** JOB **
Print out the entries below with no edits.
--- start of SOURCE RECORDS ---
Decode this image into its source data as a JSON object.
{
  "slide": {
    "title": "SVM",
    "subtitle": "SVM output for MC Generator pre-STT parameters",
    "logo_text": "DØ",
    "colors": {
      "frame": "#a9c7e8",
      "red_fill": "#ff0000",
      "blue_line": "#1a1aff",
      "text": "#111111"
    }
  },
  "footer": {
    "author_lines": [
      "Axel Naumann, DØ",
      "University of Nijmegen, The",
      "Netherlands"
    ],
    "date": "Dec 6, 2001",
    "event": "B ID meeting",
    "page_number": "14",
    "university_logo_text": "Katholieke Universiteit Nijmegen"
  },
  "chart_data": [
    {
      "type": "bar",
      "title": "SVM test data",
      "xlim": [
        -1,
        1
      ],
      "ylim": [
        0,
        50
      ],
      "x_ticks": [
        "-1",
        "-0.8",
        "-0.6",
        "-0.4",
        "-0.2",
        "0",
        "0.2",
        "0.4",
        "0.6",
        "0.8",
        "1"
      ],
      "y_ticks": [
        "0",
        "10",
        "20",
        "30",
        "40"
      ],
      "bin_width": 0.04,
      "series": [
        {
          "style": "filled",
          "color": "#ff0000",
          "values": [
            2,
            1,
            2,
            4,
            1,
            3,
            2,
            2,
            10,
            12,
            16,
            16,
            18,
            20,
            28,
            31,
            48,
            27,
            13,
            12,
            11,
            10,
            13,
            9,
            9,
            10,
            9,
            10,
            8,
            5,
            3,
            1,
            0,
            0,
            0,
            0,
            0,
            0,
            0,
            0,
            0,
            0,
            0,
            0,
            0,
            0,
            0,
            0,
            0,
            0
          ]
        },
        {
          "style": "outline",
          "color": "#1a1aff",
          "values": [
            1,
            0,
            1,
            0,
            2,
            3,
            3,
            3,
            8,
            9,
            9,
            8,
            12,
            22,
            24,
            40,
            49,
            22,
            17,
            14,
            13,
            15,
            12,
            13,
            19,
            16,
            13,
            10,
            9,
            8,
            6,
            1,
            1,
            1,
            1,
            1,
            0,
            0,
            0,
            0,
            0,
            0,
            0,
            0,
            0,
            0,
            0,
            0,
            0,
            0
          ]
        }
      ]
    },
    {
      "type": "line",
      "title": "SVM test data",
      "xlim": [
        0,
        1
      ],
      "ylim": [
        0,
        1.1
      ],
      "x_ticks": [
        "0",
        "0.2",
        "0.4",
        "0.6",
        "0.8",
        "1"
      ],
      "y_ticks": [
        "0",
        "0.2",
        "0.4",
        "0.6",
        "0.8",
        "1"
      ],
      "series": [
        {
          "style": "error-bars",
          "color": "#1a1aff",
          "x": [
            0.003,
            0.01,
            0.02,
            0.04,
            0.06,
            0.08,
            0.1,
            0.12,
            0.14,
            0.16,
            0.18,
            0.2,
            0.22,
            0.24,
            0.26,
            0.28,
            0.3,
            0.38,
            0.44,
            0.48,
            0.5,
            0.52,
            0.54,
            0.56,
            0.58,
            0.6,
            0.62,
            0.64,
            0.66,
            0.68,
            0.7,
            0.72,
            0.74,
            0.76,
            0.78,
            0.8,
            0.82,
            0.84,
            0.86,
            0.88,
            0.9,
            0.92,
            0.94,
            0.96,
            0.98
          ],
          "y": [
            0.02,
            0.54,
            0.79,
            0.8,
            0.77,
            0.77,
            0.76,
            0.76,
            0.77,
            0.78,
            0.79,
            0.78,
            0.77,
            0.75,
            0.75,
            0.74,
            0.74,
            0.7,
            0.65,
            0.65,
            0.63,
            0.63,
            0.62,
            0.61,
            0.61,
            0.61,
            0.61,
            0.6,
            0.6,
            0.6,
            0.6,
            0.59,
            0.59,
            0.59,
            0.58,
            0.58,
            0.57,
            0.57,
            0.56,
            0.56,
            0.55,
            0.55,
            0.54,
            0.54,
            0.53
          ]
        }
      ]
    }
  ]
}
--- end of SOURCE RECORDS ---
** WRITTEN ANSWER **
Decode this image into its source data as a JSON object.
{
  "slide": {
    "title": "SVM",
    "subtitle": "SVM output for MC Generator pre-STT parameters",
    "logo_text": "DØ",
    "colors": {
      "frame": "#a9c7e8",
      "red_fill": "#ff0000",
      "blue_line": "#1a1aff",
      "text": "#111111"
    }
  },
  "footer": {
    "author_lines": [
      "Axel Naumann, DØ",
      "University of Nijmegen, The",
      "Netherlands"
    ],
    "date": "Dec 6, 2001",
    "event": "B ID meeting",
    "page_number": "14",
    "university_logo_text": "Katholieke Universiteit Nijmegen"
  },
  "chart_data": [
    {
      "type": "bar",
      "title": "SVM test data",
      "xlim": [
        -1,
        1
      ],
      "ylim": [
        0,
        50
      ],
      "x_ticks": [
        "-1",
        "-0.8",
        "-0.6",
        "-0.4",
        "-0.2",
        "0",
        "0.2",
        "0.4",
        "0.6",
        "0.8",
        "1"
      ],
      "y_ticks": [
        "0",
        "10",
        "20",
        "30",
        "40"
      ],
      "bin_width": 0.04,
      "series": [
        {
          "style": "filled",
          "color": "#ff0000",
          "values": [
            2,
            1,
            2,
            4,
            1,
            3,
            2,
            2,
            10,
            12,
            16,
            16,
            18,
            20,
            28,
            31,
            48,
            27,
            13,
            12,
            11,
            10,
            13,
            9,
            9,
            10,
            9,
            10,
            8,
            5,
            3,
            1,
            0,
            0,
            0,
            0,
            0,
            0,
            0,
            0,
            0,
            0,
            0,
            0,
            0,
            0,
            0,
            0,
            0,
            0
          ]
        },
        {
          "style": "outline",
          "color": "#1a1aff",
          "values": [
            1,
            0,
            1,
            0,
            2,
            3,
            3,
            3,
            8,
            9,
            9,
            8,
            12,
            22,
            24,
            40,
            49,
            22,
            17,
            14,
            13,
            15,
            12,
            13,
            19,
            16,
            13,
            10,
            9,
            8,
            6,
            1,
            1,
            1,
            1,
            1,
            0,
            0,
            0,
            0,
            0,
            0,
            0,
            0,
            0,
            0,
            0,
            0,
            0,
            0
          ]
        }
      ]
    },
    {
      "type": "line",
      "title": "SVM test data",
      "xlim": [
        0,
        1
      ],
      "ylim": [
        0,
        1.1
      ],
      "x_ticks": [
        "0",
        "0.2",
        "0.4",
        "0.6",
        "0.8",
        "1"
      ],
      "y_ticks": [
        "0",
        "0.2",
        "0.4",
        "0.6",
        "0.8",
        "1"
      ],
      "series": [
        {
          "style": "error-bars",
          "color": "#1a1aff",
          "x": [
            0.003,
            0.01,
            0.02,
            0.04,
            0.06,
            0.08,
            0.1,
            0.12,
            0.14,
            0.16,
            0.18,
            0.2,
            0.22,
            0.24,
            0.26,
            0.28,
            0.3,
            0.38,
            0.44,
            0.48,
            0.5,
            0.52,
            0.54,
            0.56,
            0.58,
            0.6,
            0.62,
            0.64,
            0.66,
            0.68,
            0.7,
            0.72,
            0.74,
            0.76,
            0.78,
            0.8,
            0.82,
            0.84,
            0.86,
            0.88,
            0.9,
            0.92,
            0.94,
            0.96,
            0.98
          ],
          "y": [
            0.02,
            0.54,
            0.79,
            0.8,
            0.77,
            0.77,
            0.76,
            0.76,
            0.77,
            0.78,
            0.79,
            0.78,
            0.77,
            0.75,
            0.75,
            0.74,
            0.74,
            0.7,
            0.65,
            0.65,
            0.63,
            0.63,
            0.62,
            0.61,
            0.61,
            0.61,
            0.61,
            0.6,
            0.6,
            0.6,
            0.6,
            0.59,
            0.59,
            0.59,
            0.58,
            0.58,
            0.57,
            0.57,
            0.56,
            0.56,
            0.55,
            0.55,
            0.54,
            0.54,
            0.53
          ]
        }
      ]
    }
  ]
}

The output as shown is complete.